--- begin ---

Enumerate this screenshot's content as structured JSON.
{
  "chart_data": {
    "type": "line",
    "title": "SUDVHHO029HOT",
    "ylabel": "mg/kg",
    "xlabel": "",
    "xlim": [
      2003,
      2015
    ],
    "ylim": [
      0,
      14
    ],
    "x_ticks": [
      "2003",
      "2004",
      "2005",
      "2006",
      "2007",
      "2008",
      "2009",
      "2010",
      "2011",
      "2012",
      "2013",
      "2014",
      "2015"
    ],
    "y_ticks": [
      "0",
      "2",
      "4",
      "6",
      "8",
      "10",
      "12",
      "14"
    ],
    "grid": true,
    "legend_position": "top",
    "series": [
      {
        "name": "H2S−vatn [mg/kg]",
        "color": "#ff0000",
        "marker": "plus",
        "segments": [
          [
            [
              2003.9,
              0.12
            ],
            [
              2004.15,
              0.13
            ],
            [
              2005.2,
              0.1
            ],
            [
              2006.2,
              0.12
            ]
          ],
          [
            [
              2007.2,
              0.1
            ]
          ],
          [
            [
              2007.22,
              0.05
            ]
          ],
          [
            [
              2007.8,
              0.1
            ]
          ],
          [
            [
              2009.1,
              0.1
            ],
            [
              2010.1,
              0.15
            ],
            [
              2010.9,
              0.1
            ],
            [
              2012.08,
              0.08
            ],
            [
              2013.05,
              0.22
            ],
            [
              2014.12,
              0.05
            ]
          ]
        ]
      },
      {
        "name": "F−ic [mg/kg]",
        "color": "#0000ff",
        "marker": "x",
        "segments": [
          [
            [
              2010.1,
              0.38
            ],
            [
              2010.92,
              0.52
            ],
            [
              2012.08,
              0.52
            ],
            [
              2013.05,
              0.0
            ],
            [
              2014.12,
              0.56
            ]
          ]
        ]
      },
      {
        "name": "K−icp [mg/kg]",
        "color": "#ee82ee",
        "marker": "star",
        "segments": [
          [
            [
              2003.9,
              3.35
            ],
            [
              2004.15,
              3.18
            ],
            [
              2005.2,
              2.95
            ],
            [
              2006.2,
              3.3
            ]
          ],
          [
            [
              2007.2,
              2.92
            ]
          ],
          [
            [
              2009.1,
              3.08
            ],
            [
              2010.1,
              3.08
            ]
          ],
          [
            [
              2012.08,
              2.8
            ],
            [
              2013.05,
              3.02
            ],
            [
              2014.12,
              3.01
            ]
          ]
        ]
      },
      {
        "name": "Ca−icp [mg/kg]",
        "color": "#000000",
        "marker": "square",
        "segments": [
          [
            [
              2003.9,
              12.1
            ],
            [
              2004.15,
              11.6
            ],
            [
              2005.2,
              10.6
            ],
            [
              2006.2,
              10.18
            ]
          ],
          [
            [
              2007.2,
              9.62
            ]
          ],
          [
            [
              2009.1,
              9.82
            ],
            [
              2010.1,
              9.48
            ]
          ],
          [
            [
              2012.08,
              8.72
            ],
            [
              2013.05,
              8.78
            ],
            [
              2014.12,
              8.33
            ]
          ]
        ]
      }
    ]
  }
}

--- end ---

● **To be done**
In the entries above, locate every line with the word "name" and copy it.

● **Answer for this exercise**
        "name": "H2S−vatn [mg/kg]",
        "name": "F−ic [mg/kg]",
        "name": "K−icp [mg/kg]",
        "name": "Ca−icp [mg/kg]",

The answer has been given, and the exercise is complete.